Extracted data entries
######

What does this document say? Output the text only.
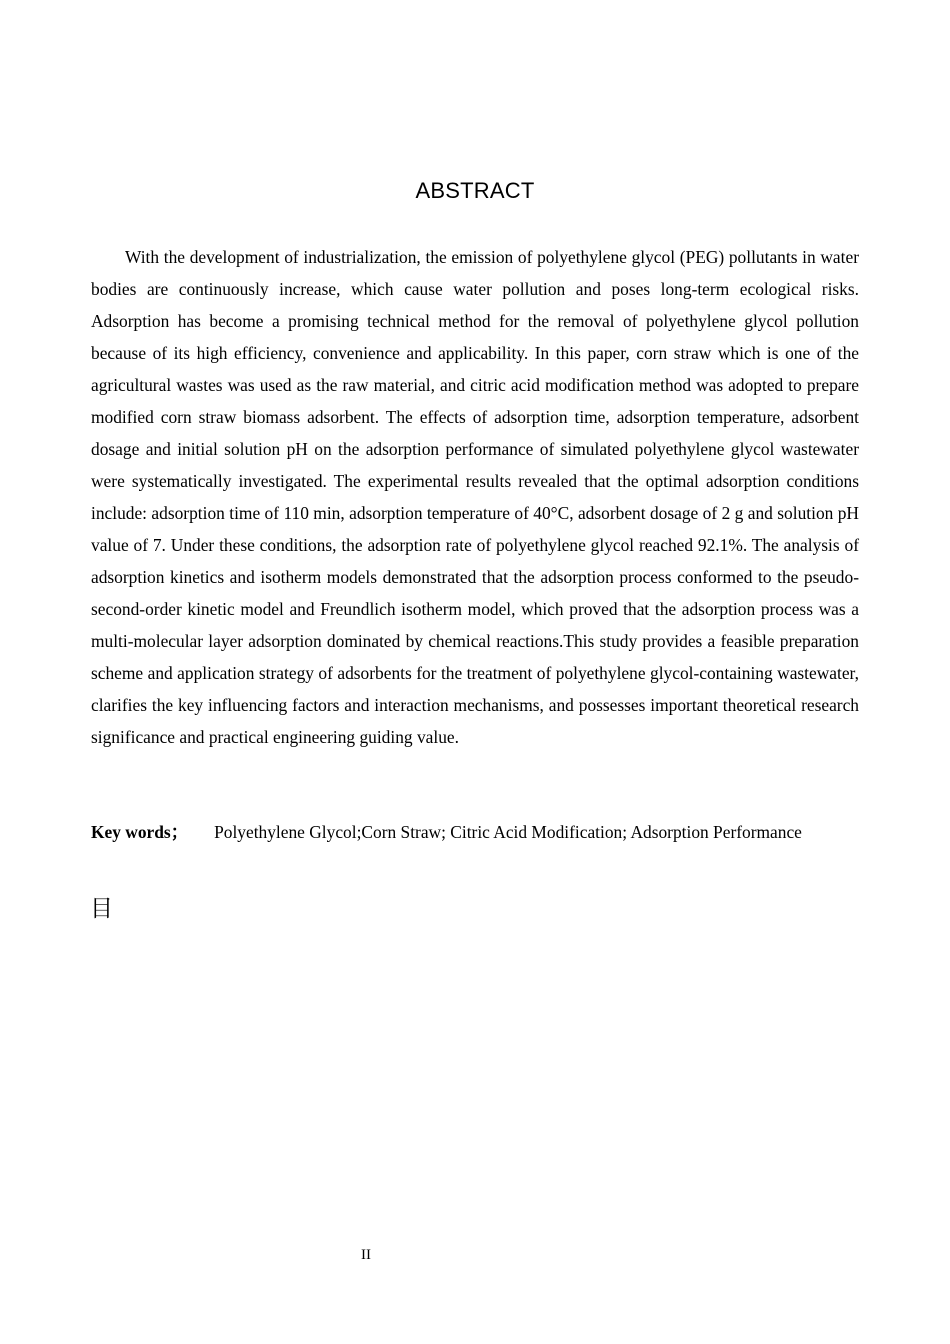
ABSTRACT

With the development of industrialization, the emission of polyethylene glycol (PEG) pollutants in water bodies are continuously increase, which cause water pollution and poses long-term ecological risks. Adsorption has become a promising technical method for the removal of polyethylene glycol pollution because of its high efficiency, convenience and applicability. In this paper, corn straw which is one of the agricultural wastes was used as the raw material, and citric acid modification method was adopted to prepare modified corn straw biomass adsorbent. The effects of adsorption time, adsorption temperature, adsorbent dosage and initial solution pH on the adsorption performance of simulated polyethylene glycol wastewater were systematically investigated. The experimental results revealed that the optimal adsorption conditions include: adsorption time of 110 min, adsorption temperature of 40°C, adsorbent dosage of 2 g and solution pH value of 7. Under these conditions, the adsorption rate of polyethylene glycol reached 92.1%. The analysis of adsorption kinetics and isotherm models demonstrated that the adsorption process conformed to the pseudo-second-order kinetic model and Freundlich isotherm model, which proved that the adsorption process was a multi-molecular layer adsorption dominated by chemical reactions.This study provides a feasible preparation scheme and application strategy of adsorbents for the treatment of polyethylene glycol-containing wastewater, clarifies the key influencing factors and interaction mechanisms, and possesses important theoretical research significance and practical engineering guiding value.

Key words； Polyethylene Glycol;Corn Straw; Citric Acid Modification; Adsorption Performance

目
II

######

▶ [Task] Reproduce the entries above word for word. Pictures stay out.

▶ [Finished task]
What does this document say? Output the text only.
ABSTRACT

With the development of industrialization, the emission of polyethylene glycol (PEG) pollutants in water bodies are continuously increase, which cause water pollution and poses long-term ecological risks. Adsorption has become a promising technical method for the removal of polyethylene glycol pollution because of its high efficiency, convenience and applicability. In this paper, corn straw which is one of the agricultural wastes was used as the raw material, and citric acid modification method was adopted to prepare modified corn straw biomass adsorbent. The effects of adsorption time, adsorption temperature, adsorbent dosage and initial solution pH on the adsorption performance of simulated polyethylene glycol wastewater were systematically investigated. The experimental results revealed that the optimal adsorption conditions include: adsorption time of 110 min, adsorption temperature of 40°C, adsorbent dosage of 2 g and solution pH value of 7. Under these conditions, the adsorption rate of polyethylene glycol reached 92.1%. The analysis of adsorption kinetics and isotherm models demonstrated that the adsorption process conformed to the pseudo-second-order kinetic model and Freundlich isotherm model, which proved that the adsorption process was a multi-molecular layer adsorption dominated by chemical reactions.This study provides a feasible preparation scheme and application strategy of adsorbents for the treatment of polyethylene glycol-containing wastewater, clarifies the key influencing factors and interaction mechanisms, and possesses important theoretical research significance and practical engineering guiding value.

Key words； Polyethylene Glycol;Corn Straw; Citric Acid Modification; Adsorption Performance

目
II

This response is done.